BEGIN INPUT

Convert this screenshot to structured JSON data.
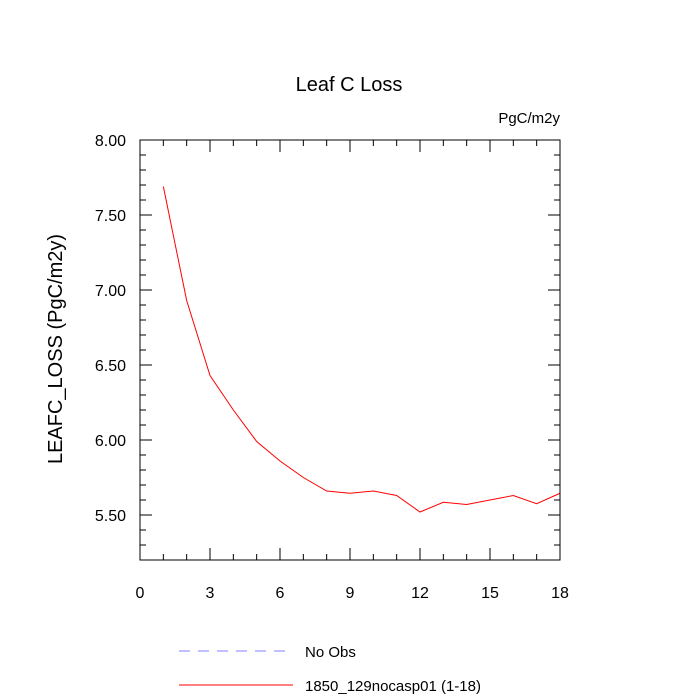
{
  "chart_data": {
    "type": "line",
    "title": "Leaf C Loss",
    "units_label": "PgC/m2y",
    "xlabel": "",
    "ylabel": "LEAFC_LOSS  (PgC/m2y)",
    "xlim": [
      0,
      18
    ],
    "ylim": [
      5.2,
      8.0
    ],
    "x_ticks": [
      0,
      3,
      6,
      9,
      12,
      15,
      18
    ],
    "x_tick_labels": [
      "0",
      "3",
      "6",
      "9",
      "12",
      "15",
      "18"
    ],
    "y_ticks": [
      5.5,
      6.0,
      6.5,
      7.0,
      7.5,
      8.0
    ],
    "y_tick_labels": [
      "5.50",
      "6.00",
      "6.50",
      "7.00",
      "7.50",
      "8.00"
    ],
    "legend_placement": "bottom",
    "series": [
      {
        "name": "No Obs",
        "color": "#8080ff",
        "dash": "dashed",
        "x": [],
        "values": []
      },
      {
        "name": "1850_129nocasp01 (1-18)",
        "color": "#ff0000",
        "dash": "solid",
        "x": [
          1,
          2,
          3,
          4,
          5,
          6,
          7,
          8,
          9,
          10,
          11,
          12,
          13,
          14,
          15,
          16,
          17,
          18
        ],
        "values": [
          7.69,
          6.93,
          6.43,
          6.2,
          5.99,
          5.86,
          5.75,
          5.66,
          5.645,
          5.66,
          5.63,
          5.52,
          5.585,
          5.57,
          5.6,
          5.63,
          5.575,
          5.645
        ]
      }
    ]
  }
}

END INPUT

Every record gets retyped exactly; no picture goes into the copy.

Convert this screenshot to structured JSON data.
{
  "chart_data": {
    "type": "line",
    "title": "Leaf C Loss",
    "units_label": "PgC/m2y",
    "xlabel": "",
    "ylabel": "LEAFC_LOSS  (PgC/m2y)",
    "xlim": [
      0,
      18
    ],
    "ylim": [
      5.2,
      8.0
    ],
    "x_ticks": [
      0,
      3,
      6,
      9,
      12,
      15,
      18
    ],
    "x_tick_labels": [
      "0",
      "3",
      "6",
      "9",
      "12",
      "15",
      "18"
    ],
    "y_ticks": [
      5.5,
      6.0,
      6.5,
      7.0,
      7.5,
      8.0
    ],
    "y_tick_labels": [
      "5.50",
      "6.00",
      "6.50",
      "7.00",
      "7.50",
      "8.00"
    ],
    "legend_placement": "bottom",
    "series": [
      {
        "name": "No Obs",
        "color": "#8080ff",
        "dash": "dashed",
        "x": [],
        "values": []
      },
      {
        "name": "1850_129nocasp01 (1-18)",
        "color": "#ff0000",
        "dash": "solid",
        "x": [
          1,
          2,
          3,
          4,
          5,
          6,
          7,
          8,
          9,
          10,
          11,
          12,
          13,
          14,
          15,
          16,
          17,
          18
        ],
        "values": [
          7.69,
          6.93,
          6.43,
          6.2,
          5.99,
          5.86,
          5.75,
          5.66,
          5.645,
          5.66,
          5.63,
          5.52,
          5.585,
          5.57,
          5.6,
          5.63,
          5.575,
          5.645
        ]
      }
    ]
  }
}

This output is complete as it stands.